* Exercise details: Transcribe all records exactly.

* Data for this exercise:
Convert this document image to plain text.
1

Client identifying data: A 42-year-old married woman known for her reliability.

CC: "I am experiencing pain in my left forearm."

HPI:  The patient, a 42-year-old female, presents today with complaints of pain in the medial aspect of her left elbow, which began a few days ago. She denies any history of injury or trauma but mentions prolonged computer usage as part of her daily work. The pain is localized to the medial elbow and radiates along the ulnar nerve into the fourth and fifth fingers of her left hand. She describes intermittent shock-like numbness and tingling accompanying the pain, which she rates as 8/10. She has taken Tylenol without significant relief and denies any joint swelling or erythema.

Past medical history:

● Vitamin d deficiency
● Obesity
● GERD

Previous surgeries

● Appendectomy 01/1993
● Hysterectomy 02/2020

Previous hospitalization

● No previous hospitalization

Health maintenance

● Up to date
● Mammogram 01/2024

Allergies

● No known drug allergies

* Response:
Convert this document image to plain text.
1

Client identifying data: A 42-year-old married woman known for her reliability.

CC: "I am experiencing pain in my left forearm."

HPI:  The patient, a 42-year-old female, presents today with complaints of pain in the medial aspect of her left elbow, which began a few days ago. She denies any history of injury or trauma but mentions prolonged computer usage as part of her daily work. The pain is localized to the medial elbow and radiates along the ulnar nerve into the fourth and fifth fingers of her left hand. She describes intermittent shock-like numbness and tingling accompanying the pain, which she rates as 8/10. She has taken Tylenol without significant relief and denies any joint swelling or erythema.

Past medical history:

● Vitamin d deficiency
● Obesity
● GERD

Previous surgeries

● Appendectomy 01/1993
● Hysterectomy 02/2020

Previous hospitalization

● No previous hospitalization

Health maintenance

● Up to date
● Mammogram 01/2024

Allergies

● No known drug allergies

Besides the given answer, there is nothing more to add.